• _Direction_: Write the count of lines that contain the word "email" and nothing else.

• _Part of a data file_:
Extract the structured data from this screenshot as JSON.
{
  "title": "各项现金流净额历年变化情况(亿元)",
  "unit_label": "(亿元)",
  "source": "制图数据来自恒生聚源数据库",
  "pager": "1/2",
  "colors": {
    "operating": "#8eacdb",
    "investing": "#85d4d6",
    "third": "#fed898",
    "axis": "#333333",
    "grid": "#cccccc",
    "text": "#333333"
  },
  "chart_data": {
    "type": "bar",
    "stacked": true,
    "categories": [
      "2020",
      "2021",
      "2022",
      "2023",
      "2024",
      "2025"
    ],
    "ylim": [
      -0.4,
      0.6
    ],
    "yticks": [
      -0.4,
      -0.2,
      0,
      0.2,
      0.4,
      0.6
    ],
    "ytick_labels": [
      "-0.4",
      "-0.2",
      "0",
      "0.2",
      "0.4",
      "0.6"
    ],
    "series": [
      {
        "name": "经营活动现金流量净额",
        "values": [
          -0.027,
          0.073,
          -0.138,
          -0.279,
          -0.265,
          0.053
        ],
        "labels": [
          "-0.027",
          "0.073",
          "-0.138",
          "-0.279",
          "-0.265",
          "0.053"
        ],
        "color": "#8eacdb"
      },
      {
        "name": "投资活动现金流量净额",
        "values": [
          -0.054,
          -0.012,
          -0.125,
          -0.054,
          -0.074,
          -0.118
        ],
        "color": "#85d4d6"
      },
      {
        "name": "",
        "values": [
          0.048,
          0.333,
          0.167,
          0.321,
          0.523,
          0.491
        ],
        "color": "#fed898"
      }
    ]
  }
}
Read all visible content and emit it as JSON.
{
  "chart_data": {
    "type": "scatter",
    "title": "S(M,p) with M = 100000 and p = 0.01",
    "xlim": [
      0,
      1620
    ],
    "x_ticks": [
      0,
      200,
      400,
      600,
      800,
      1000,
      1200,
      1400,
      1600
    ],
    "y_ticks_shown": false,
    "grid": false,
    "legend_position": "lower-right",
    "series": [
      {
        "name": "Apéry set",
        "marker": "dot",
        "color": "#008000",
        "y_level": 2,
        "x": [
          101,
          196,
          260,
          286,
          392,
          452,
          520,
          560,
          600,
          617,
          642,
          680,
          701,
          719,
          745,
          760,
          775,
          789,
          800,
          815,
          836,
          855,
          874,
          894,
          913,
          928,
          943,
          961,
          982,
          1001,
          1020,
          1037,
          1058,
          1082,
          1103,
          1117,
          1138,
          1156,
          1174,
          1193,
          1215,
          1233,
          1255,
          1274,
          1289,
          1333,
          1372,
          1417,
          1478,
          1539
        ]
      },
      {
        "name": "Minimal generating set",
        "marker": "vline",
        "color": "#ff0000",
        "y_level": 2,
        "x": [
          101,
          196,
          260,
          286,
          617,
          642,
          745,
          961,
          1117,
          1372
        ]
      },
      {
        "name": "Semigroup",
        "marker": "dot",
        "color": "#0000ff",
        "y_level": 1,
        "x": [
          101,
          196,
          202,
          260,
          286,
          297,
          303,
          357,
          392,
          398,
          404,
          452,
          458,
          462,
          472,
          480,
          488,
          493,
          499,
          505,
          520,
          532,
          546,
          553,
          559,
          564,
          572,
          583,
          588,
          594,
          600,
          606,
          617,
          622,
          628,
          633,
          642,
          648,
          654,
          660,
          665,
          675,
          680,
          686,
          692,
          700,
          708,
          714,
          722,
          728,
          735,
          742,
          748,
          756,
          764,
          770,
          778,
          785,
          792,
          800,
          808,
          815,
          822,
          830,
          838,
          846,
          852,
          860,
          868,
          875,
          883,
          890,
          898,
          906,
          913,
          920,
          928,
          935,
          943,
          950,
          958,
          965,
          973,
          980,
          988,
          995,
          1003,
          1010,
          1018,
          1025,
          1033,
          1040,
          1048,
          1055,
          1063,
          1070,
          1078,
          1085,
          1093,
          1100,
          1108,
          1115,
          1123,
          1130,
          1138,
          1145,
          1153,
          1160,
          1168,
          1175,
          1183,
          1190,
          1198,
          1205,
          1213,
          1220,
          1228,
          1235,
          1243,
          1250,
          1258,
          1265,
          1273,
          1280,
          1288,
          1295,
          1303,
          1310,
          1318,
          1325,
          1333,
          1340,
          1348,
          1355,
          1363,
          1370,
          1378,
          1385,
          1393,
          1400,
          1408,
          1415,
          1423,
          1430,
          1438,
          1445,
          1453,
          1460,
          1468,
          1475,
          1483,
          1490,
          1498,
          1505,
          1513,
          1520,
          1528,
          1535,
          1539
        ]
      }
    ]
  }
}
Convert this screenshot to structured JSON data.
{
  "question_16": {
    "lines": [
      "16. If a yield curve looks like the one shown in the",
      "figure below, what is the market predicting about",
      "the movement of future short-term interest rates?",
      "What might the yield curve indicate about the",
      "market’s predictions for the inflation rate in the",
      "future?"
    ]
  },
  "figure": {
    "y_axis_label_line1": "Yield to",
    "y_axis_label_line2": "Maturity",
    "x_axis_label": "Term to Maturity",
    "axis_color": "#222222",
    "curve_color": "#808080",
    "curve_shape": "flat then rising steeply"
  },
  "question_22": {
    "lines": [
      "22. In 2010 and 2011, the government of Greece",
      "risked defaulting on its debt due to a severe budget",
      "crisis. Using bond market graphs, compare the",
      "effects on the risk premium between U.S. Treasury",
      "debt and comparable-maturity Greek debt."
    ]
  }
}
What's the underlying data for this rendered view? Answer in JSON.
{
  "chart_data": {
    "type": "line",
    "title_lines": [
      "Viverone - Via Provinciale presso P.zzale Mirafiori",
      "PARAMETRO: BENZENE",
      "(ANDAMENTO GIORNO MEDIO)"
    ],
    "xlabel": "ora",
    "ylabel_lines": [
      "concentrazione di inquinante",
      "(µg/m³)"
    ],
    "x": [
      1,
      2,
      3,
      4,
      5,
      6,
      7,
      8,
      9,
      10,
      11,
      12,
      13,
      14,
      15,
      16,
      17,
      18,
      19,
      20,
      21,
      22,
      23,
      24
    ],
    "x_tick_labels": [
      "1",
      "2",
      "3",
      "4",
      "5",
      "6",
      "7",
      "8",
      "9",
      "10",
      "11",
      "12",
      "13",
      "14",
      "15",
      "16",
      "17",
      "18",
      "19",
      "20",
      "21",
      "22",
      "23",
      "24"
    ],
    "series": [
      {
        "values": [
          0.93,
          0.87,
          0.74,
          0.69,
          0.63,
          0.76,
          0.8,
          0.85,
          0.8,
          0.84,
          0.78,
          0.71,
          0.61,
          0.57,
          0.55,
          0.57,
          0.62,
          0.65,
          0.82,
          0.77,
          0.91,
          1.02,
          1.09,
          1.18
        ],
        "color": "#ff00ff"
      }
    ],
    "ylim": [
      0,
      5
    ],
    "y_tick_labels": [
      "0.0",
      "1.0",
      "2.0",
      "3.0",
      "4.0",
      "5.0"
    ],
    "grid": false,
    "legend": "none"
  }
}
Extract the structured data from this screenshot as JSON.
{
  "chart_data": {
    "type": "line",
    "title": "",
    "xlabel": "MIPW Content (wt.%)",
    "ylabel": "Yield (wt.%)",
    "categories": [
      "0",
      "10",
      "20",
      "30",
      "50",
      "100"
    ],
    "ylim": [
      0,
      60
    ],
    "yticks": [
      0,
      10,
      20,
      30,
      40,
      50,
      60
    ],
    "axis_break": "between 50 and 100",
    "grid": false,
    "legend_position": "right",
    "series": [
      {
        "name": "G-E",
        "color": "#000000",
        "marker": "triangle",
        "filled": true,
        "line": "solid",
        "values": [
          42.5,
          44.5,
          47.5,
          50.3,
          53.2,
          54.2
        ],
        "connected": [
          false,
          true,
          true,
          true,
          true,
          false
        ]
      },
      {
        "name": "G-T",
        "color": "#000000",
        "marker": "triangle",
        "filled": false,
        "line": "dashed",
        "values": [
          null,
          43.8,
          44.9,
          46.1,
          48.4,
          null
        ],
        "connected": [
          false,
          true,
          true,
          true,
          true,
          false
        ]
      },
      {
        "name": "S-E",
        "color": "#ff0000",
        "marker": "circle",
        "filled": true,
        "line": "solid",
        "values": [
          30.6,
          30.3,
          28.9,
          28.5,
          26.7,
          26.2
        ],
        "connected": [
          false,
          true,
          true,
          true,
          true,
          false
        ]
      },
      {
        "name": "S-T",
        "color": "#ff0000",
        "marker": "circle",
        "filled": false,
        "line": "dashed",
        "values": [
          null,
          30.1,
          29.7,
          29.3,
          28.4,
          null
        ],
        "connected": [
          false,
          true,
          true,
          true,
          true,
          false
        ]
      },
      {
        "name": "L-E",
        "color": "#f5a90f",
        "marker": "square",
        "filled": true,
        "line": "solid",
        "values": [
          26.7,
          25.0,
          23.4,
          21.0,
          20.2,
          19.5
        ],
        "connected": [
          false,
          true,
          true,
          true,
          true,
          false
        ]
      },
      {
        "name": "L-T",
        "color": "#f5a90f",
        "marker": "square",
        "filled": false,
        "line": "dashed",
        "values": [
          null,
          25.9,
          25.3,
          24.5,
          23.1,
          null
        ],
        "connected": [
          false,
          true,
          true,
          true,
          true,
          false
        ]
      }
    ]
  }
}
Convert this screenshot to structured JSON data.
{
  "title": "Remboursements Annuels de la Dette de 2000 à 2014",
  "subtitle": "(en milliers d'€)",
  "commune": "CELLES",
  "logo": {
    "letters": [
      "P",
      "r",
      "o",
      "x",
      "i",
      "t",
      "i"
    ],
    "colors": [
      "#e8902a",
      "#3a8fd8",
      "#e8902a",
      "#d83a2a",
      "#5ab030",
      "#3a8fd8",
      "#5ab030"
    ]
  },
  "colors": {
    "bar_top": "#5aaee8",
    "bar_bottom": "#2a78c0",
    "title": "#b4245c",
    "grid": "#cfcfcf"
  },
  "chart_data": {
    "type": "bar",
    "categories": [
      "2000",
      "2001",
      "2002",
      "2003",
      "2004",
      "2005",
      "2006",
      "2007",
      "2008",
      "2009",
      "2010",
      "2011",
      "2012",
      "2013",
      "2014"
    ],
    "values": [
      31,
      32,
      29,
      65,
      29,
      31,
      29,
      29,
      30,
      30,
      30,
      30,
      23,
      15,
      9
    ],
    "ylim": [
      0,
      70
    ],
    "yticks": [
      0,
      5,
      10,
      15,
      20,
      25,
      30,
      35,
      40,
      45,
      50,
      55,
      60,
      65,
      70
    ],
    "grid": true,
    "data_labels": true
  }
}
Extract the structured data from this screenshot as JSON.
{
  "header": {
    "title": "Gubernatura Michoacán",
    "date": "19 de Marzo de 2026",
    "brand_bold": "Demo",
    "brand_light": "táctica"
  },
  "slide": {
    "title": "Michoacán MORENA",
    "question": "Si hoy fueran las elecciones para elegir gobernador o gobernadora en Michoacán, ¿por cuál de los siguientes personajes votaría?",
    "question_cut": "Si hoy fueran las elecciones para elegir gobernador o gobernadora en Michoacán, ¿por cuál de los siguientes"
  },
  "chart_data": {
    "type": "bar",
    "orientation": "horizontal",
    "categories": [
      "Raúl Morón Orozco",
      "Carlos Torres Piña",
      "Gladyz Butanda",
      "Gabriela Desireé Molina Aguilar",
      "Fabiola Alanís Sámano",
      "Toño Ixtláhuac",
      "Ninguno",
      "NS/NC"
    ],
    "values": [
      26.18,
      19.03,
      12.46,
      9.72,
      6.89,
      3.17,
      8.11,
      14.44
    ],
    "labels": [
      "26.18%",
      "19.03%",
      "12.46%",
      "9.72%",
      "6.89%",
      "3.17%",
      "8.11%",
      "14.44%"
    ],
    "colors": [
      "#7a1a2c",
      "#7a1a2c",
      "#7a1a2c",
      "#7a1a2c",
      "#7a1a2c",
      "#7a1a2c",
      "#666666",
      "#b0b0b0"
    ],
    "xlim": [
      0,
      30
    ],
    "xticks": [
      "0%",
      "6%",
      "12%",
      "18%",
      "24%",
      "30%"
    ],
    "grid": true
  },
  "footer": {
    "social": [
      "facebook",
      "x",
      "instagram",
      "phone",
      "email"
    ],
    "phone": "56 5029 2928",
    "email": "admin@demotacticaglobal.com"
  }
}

• _Written response_: 2